**Selected passage:**
···
When the distance between the two electrodes is reduced, the intensity of the electric field in the space between the electrodes becomes greater than the strength of the dielectric (at least in some point(s)), which breaks, allowing current to flow between the two electrodes. This phenomenon is the same as the breakdown of a capacitor. As a result, material is removed from both the electrodes. Once the current flow stops (or it is stopped depending on the type of generator), new liquid dielectric is usually conveyed into the inter-electrode volume enabling the solid particles (debris) to be carried away and the insulating proprieties of the dielectric to be restored. Adding new liquid dielectric in the inter-electrode volume is commonly referred to as flushing. Also, after a current flow, a difference of potential between the two electrodes is restored to what it was before the breakdown, so that a new liquid dielectric breakdown can occur.

 

Wire EDM

 

Also known as wire cutting EDM, wire burning EDM, or traveling wire EDM, this process uses spark erosion to machine or remove material with a traveling wire electrode from any electrically conductive material. The wire electrode usually consists of brass or zinc-coated brass material.

 

Sinker EDM

 

Sinker EDM, also called cavity type EDM or volume EDM, consists of an electrode and workpiece submerged in an insulating liquidoften oil but sometimes other dielectric fluids. The electrode and workpiece are connected to a suitable power supply, which generates an

electrical potential between the two parts. As the electrode approaches the workpiece, dielectric breakdown occurs in the fluid forming a plasma channel) and a small spark jumps.
···
**Extracted information:**

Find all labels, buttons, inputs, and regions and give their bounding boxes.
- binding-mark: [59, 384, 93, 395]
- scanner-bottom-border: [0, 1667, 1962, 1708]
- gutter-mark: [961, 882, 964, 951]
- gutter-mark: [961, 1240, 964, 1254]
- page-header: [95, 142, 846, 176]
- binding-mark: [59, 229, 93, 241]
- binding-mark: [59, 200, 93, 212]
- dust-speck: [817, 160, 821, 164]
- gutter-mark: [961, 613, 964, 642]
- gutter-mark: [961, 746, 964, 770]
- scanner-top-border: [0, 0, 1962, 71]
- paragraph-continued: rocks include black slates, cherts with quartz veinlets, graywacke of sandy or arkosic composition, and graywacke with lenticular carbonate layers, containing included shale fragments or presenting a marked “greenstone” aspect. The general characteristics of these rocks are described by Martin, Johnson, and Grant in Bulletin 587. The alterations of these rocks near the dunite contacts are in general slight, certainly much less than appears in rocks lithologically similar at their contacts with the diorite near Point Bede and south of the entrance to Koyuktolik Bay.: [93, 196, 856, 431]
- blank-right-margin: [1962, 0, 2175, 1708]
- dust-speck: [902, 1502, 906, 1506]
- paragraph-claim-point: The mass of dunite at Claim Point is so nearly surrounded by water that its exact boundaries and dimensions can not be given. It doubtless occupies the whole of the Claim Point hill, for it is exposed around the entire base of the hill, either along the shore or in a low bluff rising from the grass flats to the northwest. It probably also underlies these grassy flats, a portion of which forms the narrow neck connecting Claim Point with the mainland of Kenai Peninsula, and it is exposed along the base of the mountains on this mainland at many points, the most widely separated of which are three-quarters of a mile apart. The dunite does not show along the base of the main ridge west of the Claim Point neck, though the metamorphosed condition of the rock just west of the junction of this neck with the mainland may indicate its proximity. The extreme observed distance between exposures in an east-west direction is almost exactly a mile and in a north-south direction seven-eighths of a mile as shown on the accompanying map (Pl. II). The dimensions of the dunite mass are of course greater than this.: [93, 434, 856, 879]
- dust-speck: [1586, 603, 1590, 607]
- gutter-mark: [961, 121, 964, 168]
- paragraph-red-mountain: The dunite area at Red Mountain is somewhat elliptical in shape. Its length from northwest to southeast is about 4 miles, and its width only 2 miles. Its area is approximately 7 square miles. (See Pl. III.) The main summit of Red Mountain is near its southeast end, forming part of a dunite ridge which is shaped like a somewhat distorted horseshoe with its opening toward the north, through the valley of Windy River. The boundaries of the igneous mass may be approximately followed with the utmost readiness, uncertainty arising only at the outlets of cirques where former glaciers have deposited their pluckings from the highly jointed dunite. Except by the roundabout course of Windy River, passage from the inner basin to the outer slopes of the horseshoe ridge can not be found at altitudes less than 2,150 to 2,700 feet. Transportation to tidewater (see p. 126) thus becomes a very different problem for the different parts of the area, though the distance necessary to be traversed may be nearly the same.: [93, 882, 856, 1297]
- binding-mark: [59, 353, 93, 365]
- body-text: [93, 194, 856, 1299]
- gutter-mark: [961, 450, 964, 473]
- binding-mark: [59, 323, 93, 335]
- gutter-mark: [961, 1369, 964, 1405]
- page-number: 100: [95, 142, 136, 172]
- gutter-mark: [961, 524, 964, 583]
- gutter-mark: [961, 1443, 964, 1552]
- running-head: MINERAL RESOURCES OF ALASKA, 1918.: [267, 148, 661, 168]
···
**Directive:**
From the EDM passage, list every alternative name it gives for wire EDM and for sinker EDM.

**Exercise result:**
Wire EDM: wire cutting EDM, wire burning EDM, traveling wire EDM
Sinker EDM: cavity type EDM, volume EDM